→ Requirements
Look through the data below and return each line where "Dimensions" appears.
[Start of Items]
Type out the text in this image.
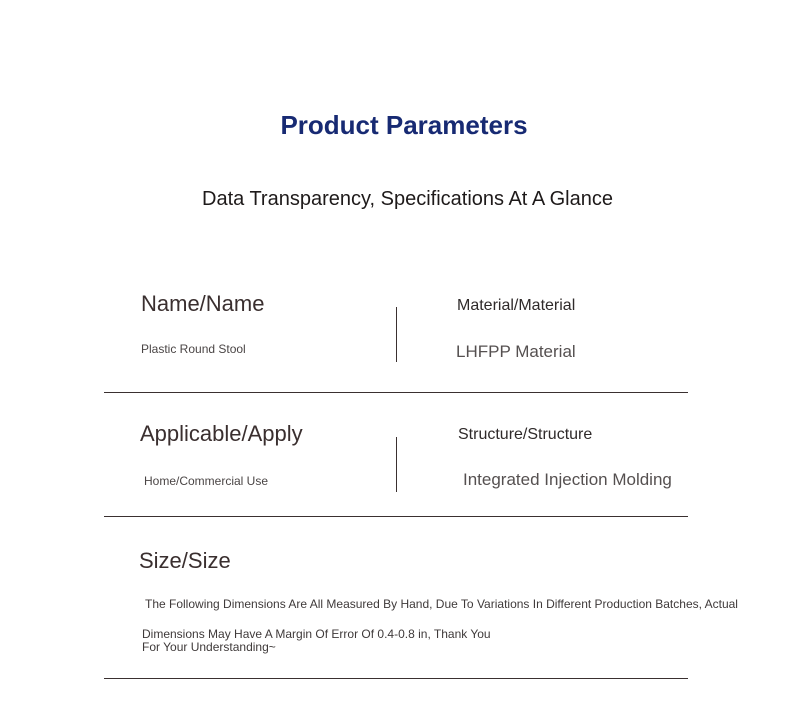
Product Parameters
Data Transparency, Specifications At A Glance
Name/Name
Plastic Round Stool
Material/Material
LHFPP Material
Applicable/Apply
Home/Commercial Use
Structure/Structure
Integrated Injection Molding
Size/Size
The Following Dimensions Are All Measured By Hand, Due To Variations In Different Production Batches, Actual
Dimensions May Have A Margin Of Error Of 0.4-0.8 in, Thank You
For Your Understanding~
[End of Items]
→ Response
The Following Dimensions Are All Measured By Hand, Due To Variations In Different Production Batches, Actual
Dimensions May Have A Margin Of Error Of 0.4-0.8 in, Thank You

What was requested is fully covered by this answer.